START RECORDS FOR PROCESSING
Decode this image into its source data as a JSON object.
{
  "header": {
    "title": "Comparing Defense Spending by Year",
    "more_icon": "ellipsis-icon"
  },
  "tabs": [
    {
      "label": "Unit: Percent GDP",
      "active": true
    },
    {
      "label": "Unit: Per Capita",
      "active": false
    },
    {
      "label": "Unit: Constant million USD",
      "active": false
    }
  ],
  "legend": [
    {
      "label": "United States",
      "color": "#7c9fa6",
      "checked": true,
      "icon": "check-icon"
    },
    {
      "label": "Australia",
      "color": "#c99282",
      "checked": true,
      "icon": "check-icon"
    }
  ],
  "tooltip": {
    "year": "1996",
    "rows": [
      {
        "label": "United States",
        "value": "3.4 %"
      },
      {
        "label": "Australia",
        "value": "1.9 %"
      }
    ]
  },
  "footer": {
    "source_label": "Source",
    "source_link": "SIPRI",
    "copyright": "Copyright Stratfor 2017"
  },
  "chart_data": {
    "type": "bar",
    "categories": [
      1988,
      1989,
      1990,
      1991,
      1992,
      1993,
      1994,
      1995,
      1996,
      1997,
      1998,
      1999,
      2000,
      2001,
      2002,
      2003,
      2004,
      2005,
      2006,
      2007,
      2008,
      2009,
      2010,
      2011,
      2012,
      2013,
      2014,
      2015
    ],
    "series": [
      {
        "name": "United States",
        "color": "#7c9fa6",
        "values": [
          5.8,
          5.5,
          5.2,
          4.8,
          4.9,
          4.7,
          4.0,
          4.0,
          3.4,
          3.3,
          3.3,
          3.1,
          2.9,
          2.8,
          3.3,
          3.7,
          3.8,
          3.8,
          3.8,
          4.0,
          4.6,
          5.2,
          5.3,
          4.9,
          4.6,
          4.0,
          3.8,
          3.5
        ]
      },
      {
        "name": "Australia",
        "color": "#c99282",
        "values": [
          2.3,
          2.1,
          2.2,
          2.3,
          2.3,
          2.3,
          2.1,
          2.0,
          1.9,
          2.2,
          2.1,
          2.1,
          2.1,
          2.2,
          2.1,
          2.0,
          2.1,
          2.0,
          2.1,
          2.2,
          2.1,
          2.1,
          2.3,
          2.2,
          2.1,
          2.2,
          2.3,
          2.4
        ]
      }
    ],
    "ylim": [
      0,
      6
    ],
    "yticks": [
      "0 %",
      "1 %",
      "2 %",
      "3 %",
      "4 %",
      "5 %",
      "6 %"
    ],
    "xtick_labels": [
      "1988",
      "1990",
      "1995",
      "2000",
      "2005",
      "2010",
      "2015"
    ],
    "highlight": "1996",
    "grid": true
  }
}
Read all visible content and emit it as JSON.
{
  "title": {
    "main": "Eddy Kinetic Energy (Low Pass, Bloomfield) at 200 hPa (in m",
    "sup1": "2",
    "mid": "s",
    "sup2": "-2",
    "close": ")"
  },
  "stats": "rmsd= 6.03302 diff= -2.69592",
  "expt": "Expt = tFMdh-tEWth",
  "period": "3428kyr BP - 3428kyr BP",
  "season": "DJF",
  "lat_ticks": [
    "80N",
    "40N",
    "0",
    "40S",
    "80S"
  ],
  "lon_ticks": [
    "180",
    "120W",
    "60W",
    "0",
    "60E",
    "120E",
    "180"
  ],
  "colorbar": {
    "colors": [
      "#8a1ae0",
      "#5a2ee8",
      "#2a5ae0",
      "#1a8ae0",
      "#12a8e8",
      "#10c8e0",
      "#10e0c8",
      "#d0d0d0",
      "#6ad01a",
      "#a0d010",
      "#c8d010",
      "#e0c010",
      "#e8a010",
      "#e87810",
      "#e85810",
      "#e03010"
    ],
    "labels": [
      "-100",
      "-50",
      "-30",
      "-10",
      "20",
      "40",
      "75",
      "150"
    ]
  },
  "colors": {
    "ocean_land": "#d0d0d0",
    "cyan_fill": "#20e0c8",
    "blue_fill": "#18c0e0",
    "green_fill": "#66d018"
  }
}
END RECORDS FOR PROCESSING
* **PROBLEM**
Please repeat the material above, word for word and in full.

* **ANSWER TO THE TASK**
Decode this image into its source data as a JSON object.
{
  "header": {
    "title": "Comparing Defense Spending by Year",
    "more_icon": "ellipsis-icon"
  },
  "tabs": [
    {
      "label": "Unit: Percent GDP",
      "active": true
    },
    {
      "label": "Unit: Per Capita",
      "active": false
    },
    {
      "label": "Unit: Constant million USD",
      "active": false
    }
  ],
  "legend": [
    {
      "label": "United States",
      "color": "#7c9fa6",
      "checked": true,
      "icon": "check-icon"
    },
    {
      "label": "Australia",
      "color": "#c99282",
      "checked": true,
      "icon": "check-icon"
    }
  ],
  "tooltip": {
    "year": "1996",
    "rows": [
      {
        "label": "United States",
        "value": "3.4 %"
      },
      {
        "label": "Australia",
        "value": "1.9 %"
      }
    ]
  },
  "footer": {
    "source_label": "Source",
    "source_link": "SIPRI",
    "copyright": "Copyright Stratfor 2017"
  },
  "chart_data": {
    "type": "bar",
    "categories": [
      1988,
      1989,
      1990,
      1991,
      1992,
      1993,
      1994,
      1995,
      1996,
      1997,
      1998,
      1999,
      2000,
      2001,
      2002,
      2003,
      2004,
      2005,
      2006,
      2007,
      2008,
      2009,
      2010,
      2011,
      2012,
      2013,
      2014,
      2015
    ],
    "series": [
      {
        "name": "United States",
        "color": "#7c9fa6",
        "values": [
          5.8,
          5.5,
          5.2,
          4.8,
          4.9,
          4.7,
          4.0,
          4.0,
          3.4,
          3.3,
          3.3,
          3.1,
          2.9,
          2.8,
          3.3,
          3.7,
          3.8,
          3.8,
          3.8,
          4.0,
          4.6,
          5.2,
          5.3,
          4.9,
          4.6,
          4.0,
          3.8,
          3.5
        ]
      },
      {
        "name": "Australia",
        "color": "#c99282",
        "values": [
          2.3,
          2.1,
          2.2,
          2.3,
          2.3,
          2.3,
          2.1,
          2.0,
          1.9,
          2.2,
          2.1,
          2.1,
          2.1,
          2.2,
          2.1,
          2.0,
          2.1,
          2.0,
          2.1,
          2.2,
          2.1,
          2.1,
          2.3,
          2.2,
          2.1,
          2.2,
          2.3,
          2.4
        ]
      }
    ],
    "ylim": [
      0,
      6
    ],
    "yticks": [
      "0 %",
      "1 %",
      "2 %",
      "3 %",
      "4 %",
      "5 %",
      "6 %"
    ],
    "xtick_labels": [
      "1988",
      "1990",
      "1995",
      "2000",
      "2005",
      "2010",
      "2015"
    ],
    "highlight": "1996",
    "grid": true
  }
}
Read all visible content and emit it as JSON.
{
  "title": {
    "main": "Eddy Kinetic Energy (Low Pass, Bloomfield) at 200 hPa (in m",
    "sup1": "2",
    "mid": "s",
    "sup2": "-2",
    "close": ")"
  },
  "stats": "rmsd= 6.03302 diff= -2.69592",
  "expt": "Expt = tFMdh-tEWth",
  "period": "3428kyr BP - 3428kyr BP",
  "season": "DJF",
  "lat_ticks": [
    "80N",
    "40N",
    "0",
    "40S",
    "80S"
  ],
  "lon_ticks": [
    "180",
    "120W",
    "60W",
    "0",
    "60E",
    "120E",
    "180"
  ],
  "colorbar": {
    "colors": [
      "#8a1ae0",
      "#5a2ee8",
      "#2a5ae0",
      "#1a8ae0",
      "#12a8e8",
      "#10c8e0",
      "#10e0c8",
      "#d0d0d0",
      "#6ad01a",
      "#a0d010",
      "#c8d010",
      "#e0c010",
      "#e8a010",
      "#e87810",
      "#e85810",
      "#e03010"
    ],
    "labels": [
      "-100",
      "-50",
      "-30",
      "-10",
      "20",
      "40",
      "75",
      "150"
    ]
  },
  "colors": {
    "ocean_land": "#d0d0d0",
    "cyan_fill": "#20e0c8",
    "blue_fill": "#18c0e0",
    "green_fill": "#66d018"
  }
}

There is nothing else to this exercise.